[start of Exercise data]
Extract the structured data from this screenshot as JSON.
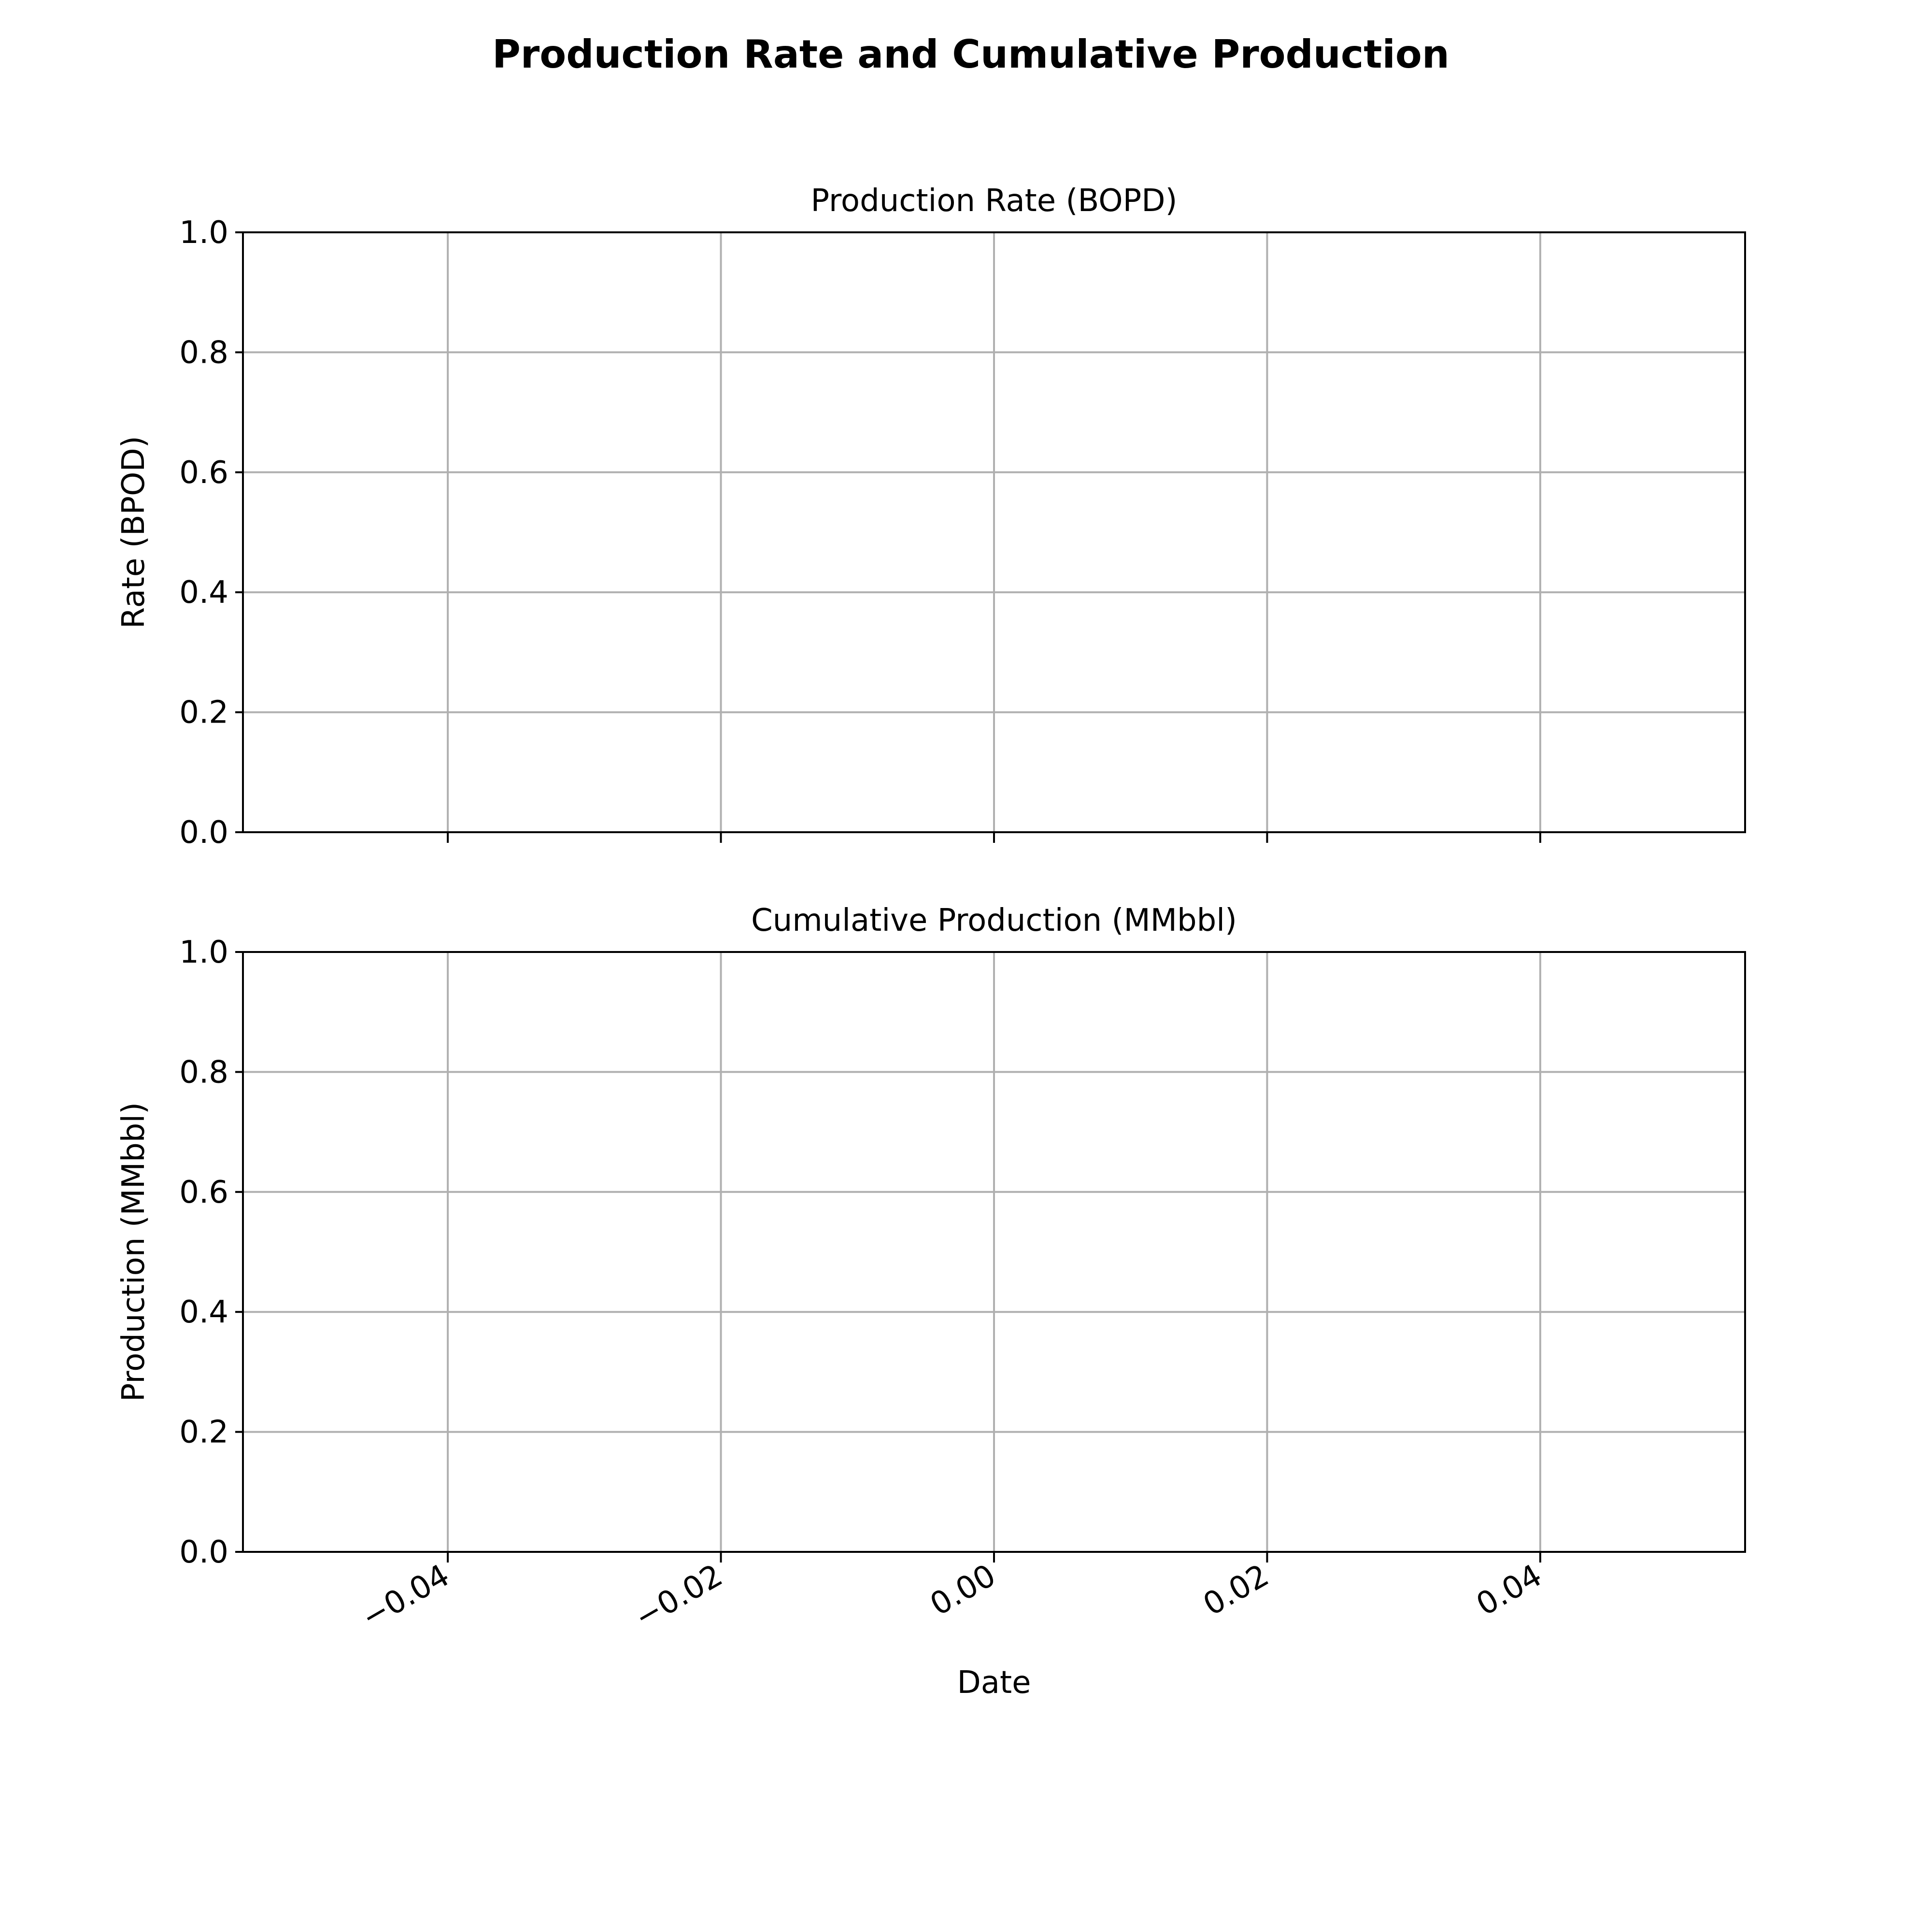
{
  "figure": {
    "title": "Production Rate and Cumulative Production"
  },
  "colors": {
    "grid": "#b0b0b0",
    "frame": "#000000",
    "text": "#000000",
    "background": "#ffffff"
  },
  "chart_data": [
    {
      "type": "line",
      "title": "Production Rate (BOPD)",
      "xlabel": "",
      "ylabel": "Rate (BPOD)",
      "xlim": [
        -0.055,
        0.055
      ],
      "ylim": [
        0,
        1
      ],
      "x_ticks": [
        -0.04,
        -0.02,
        0.0,
        0.02,
        0.04
      ],
      "x_tick_labels": [],
      "y_ticks": [
        0.0,
        0.2,
        0.4,
        0.6,
        0.8,
        1.0
      ],
      "y_tick_labels": [
        "0.0",
        "0.2",
        "0.4",
        "0.6",
        "0.8",
        "1.0"
      ],
      "grid": true,
      "series": []
    },
    {
      "type": "line",
      "title": "Cumulative Production (MMbbl)",
      "xlabel": "Date",
      "ylabel": "Production (MMbbl)",
      "xlim": [
        -0.055,
        0.055
      ],
      "ylim": [
        0,
        1
      ],
      "x_ticks": [
        -0.04,
        -0.02,
        0.0,
        0.02,
        0.04
      ],
      "x_tick_labels": [
        "−0.04",
        "−0.02",
        "0.00",
        "0.02",
        "0.04"
      ],
      "y_ticks": [
        0.0,
        0.2,
        0.4,
        0.6,
        0.8,
        1.0
      ],
      "y_tick_labels": [
        "0.0",
        "0.2",
        "0.4",
        "0.6",
        "0.8",
        "1.0"
      ],
      "grid": true,
      "series": []
    }
  ]
}
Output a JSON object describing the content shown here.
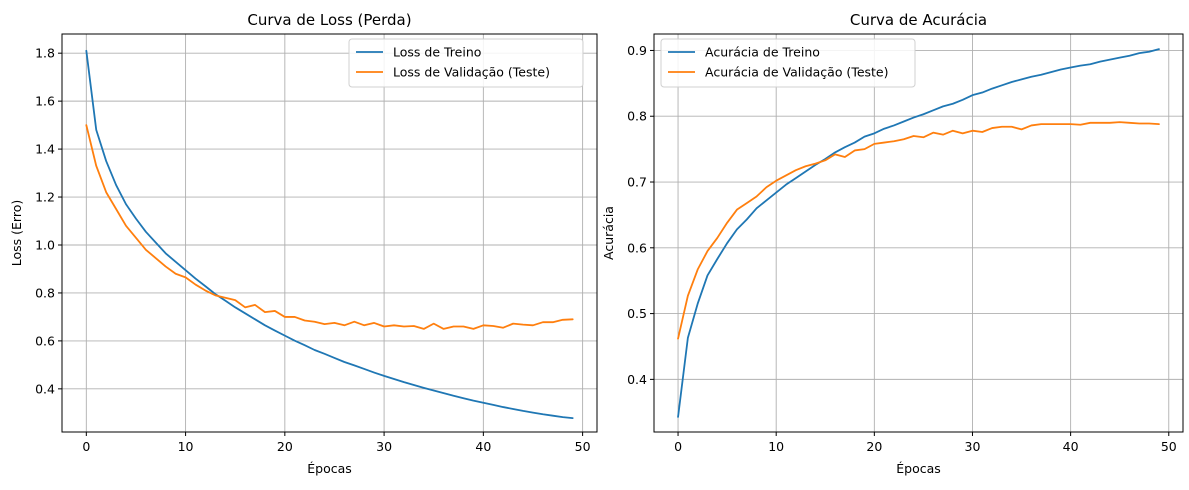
{
  "chart_data": [
    {
      "type": "line",
      "title": "Curva de Loss (Perda)",
      "xlabel": "Épocas",
      "ylabel": "Loss (Erro)",
      "xlim": [
        -2.45,
        51.45
      ],
      "ylim": [
        0.22,
        1.88
      ],
      "xticks": [
        0,
        10,
        20,
        30,
        40,
        50
      ],
      "yticks": [
        0.4,
        0.6,
        0.8,
        1.0,
        1.2,
        1.4,
        1.6,
        1.8
      ],
      "ytick_labels": [
        "0.4",
        "0.6",
        "0.8",
        "1.0",
        "1.2",
        "1.4",
        "1.6",
        "1.8"
      ],
      "grid": true,
      "legend_position": "top-right",
      "series": [
        {
          "name": "Loss de Treino",
          "color": "#1f77b4",
          "x": [
            0,
            1,
            2,
            3,
            4,
            5,
            6,
            7,
            8,
            9,
            10,
            11,
            12,
            13,
            14,
            15,
            16,
            17,
            18,
            19,
            20,
            21,
            22,
            23,
            24,
            25,
            26,
            27,
            28,
            29,
            30,
            31,
            32,
            33,
            34,
            35,
            36,
            37,
            38,
            39,
            40,
            41,
            42,
            43,
            44,
            45,
            46,
            47,
            48,
            49
          ],
          "values": [
            1.81,
            1.48,
            1.35,
            1.25,
            1.17,
            1.11,
            1.055,
            1.01,
            0.965,
            0.93,
            0.895,
            0.86,
            0.828,
            0.795,
            0.768,
            0.74,
            0.715,
            0.69,
            0.665,
            0.643,
            0.622,
            0.601,
            0.582,
            0.562,
            0.546,
            0.529,
            0.512,
            0.498,
            0.483,
            0.468,
            0.454,
            0.441,
            0.428,
            0.416,
            0.404,
            0.393,
            0.382,
            0.371,
            0.361,
            0.351,
            0.342,
            0.333,
            0.324,
            0.316,
            0.308,
            0.301,
            0.294,
            0.288,
            0.282,
            0.278
          ]
        },
        {
          "name": "Loss de Validação (Teste)",
          "color": "#ff7f0e",
          "x": [
            0,
            1,
            2,
            3,
            4,
            5,
            6,
            7,
            8,
            9,
            10,
            11,
            12,
            13,
            14,
            15,
            16,
            17,
            18,
            19,
            20,
            21,
            22,
            23,
            24,
            25,
            26,
            27,
            28,
            29,
            30,
            31,
            32,
            33,
            34,
            35,
            36,
            37,
            38,
            39,
            40,
            41,
            42,
            43,
            44,
            45,
            46,
            47,
            48,
            49
          ],
          "values": [
            1.5,
            1.33,
            1.22,
            1.15,
            1.08,
            1.03,
            0.98,
            0.945,
            0.91,
            0.88,
            0.865,
            0.835,
            0.81,
            0.79,
            0.78,
            0.77,
            0.74,
            0.75,
            0.72,
            0.725,
            0.7,
            0.7,
            0.685,
            0.68,
            0.67,
            0.675,
            0.665,
            0.68,
            0.665,
            0.675,
            0.66,
            0.665,
            0.66,
            0.662,
            0.65,
            0.672,
            0.65,
            0.66,
            0.66,
            0.65,
            0.665,
            0.662,
            0.655,
            0.672,
            0.668,
            0.665,
            0.678,
            0.678,
            0.688,
            0.69
          ]
        }
      ]
    },
    {
      "type": "line",
      "title": "Curva de Acurácia",
      "xlabel": "Épocas",
      "ylabel": "Acurácia",
      "xlim": [
        -2.45,
        51.45
      ],
      "ylim": [
        0.32,
        0.925
      ],
      "xticks": [
        0,
        10,
        20,
        30,
        40,
        50
      ],
      "yticks": [
        0.4,
        0.5,
        0.6,
        0.7,
        0.8,
        0.9
      ],
      "ytick_labels": [
        "0.4",
        "0.5",
        "0.6",
        "0.7",
        "0.8",
        "0.9"
      ],
      "grid": true,
      "legend_position": "top-left",
      "series": [
        {
          "name": "Acurácia de Treino",
          "color": "#1f77b4",
          "x": [
            0,
            1,
            2,
            3,
            4,
            5,
            6,
            7,
            8,
            9,
            10,
            11,
            12,
            13,
            14,
            15,
            16,
            17,
            18,
            19,
            20,
            21,
            22,
            23,
            24,
            25,
            26,
            27,
            28,
            29,
            30,
            31,
            32,
            33,
            34,
            35,
            36,
            37,
            38,
            39,
            40,
            41,
            42,
            43,
            44,
            45,
            46,
            47,
            48,
            49
          ],
          "values": [
            0.343,
            0.463,
            0.515,
            0.558,
            0.583,
            0.607,
            0.628,
            0.643,
            0.66,
            0.672,
            0.684,
            0.696,
            0.706,
            0.716,
            0.726,
            0.735,
            0.745,
            0.753,
            0.76,
            0.769,
            0.774,
            0.781,
            0.786,
            0.792,
            0.798,
            0.803,
            0.809,
            0.815,
            0.819,
            0.825,
            0.832,
            0.836,
            0.842,
            0.847,
            0.852,
            0.856,
            0.86,
            0.863,
            0.867,
            0.871,
            0.874,
            0.877,
            0.879,
            0.883,
            0.886,
            0.889,
            0.892,
            0.896,
            0.898,
            0.902
          ]
        },
        {
          "name": "Acurácia de Validação (Teste)",
          "color": "#ff7f0e",
          "x": [
            0,
            1,
            2,
            3,
            4,
            5,
            6,
            7,
            8,
            9,
            10,
            11,
            12,
            13,
            14,
            15,
            16,
            17,
            18,
            19,
            20,
            21,
            22,
            23,
            24,
            25,
            26,
            27,
            28,
            29,
            30,
            31,
            32,
            33,
            34,
            35,
            36,
            37,
            38,
            39,
            40,
            41,
            42,
            43,
            44,
            45,
            46,
            47,
            48,
            49
          ],
          "values": [
            0.462,
            0.527,
            0.567,
            0.595,
            0.615,
            0.638,
            0.658,
            0.668,
            0.678,
            0.692,
            0.702,
            0.71,
            0.718,
            0.724,
            0.728,
            0.733,
            0.742,
            0.738,
            0.748,
            0.75,
            0.758,
            0.76,
            0.762,
            0.765,
            0.77,
            0.768,
            0.775,
            0.772,
            0.778,
            0.774,
            0.778,
            0.776,
            0.782,
            0.784,
            0.784,
            0.78,
            0.786,
            0.788,
            0.788,
            0.788,
            0.788,
            0.787,
            0.79,
            0.79,
            0.79,
            0.791,
            0.79,
            0.789,
            0.789,
            0.788
          ]
        }
      ]
    }
  ]
}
[end of Exercise data]
- [Task requirements]
For this exercise, gather every line of the data that contains the word "name".

- [Full answer]
          "name": "Loss de Treino",
          "name": "Loss de Validação (Teste)",
          "name": "Acurácia de Treino",
          "name": "Acurácia de Validação (Teste)",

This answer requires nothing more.